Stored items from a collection
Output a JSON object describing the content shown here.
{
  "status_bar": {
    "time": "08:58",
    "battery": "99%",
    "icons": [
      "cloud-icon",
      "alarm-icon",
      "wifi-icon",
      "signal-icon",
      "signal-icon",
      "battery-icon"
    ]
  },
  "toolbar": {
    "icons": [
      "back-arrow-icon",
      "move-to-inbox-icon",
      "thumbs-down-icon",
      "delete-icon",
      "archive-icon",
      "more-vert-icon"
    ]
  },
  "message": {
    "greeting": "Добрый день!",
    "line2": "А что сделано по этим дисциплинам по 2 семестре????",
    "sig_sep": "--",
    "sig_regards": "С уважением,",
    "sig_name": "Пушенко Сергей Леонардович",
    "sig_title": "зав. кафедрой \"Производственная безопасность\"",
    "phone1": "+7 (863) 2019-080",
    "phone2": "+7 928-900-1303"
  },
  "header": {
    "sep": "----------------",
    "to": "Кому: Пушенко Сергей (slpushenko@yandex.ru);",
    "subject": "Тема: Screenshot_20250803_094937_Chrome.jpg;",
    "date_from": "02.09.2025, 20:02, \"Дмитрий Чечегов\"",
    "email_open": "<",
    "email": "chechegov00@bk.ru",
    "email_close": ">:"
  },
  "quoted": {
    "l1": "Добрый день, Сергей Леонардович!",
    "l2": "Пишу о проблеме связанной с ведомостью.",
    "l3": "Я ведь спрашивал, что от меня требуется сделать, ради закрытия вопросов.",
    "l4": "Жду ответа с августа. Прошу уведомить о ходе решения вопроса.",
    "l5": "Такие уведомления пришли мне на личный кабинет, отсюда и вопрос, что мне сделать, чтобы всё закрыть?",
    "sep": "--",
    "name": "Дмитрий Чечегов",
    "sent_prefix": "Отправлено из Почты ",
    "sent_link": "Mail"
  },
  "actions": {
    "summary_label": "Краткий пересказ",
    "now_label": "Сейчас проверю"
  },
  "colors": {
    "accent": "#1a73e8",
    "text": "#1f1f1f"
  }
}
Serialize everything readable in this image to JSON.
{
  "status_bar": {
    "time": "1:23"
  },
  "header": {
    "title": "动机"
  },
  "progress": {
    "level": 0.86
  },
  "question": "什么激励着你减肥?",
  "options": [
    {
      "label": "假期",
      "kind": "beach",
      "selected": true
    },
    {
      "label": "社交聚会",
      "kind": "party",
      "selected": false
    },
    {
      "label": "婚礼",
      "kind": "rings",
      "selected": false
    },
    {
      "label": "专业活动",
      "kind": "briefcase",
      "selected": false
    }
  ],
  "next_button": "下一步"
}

EXERCISE: Work out how many lines of the data hold the string "сделать". Reply with that number alone.

RESPONSE TO THIS EXERCISE: 2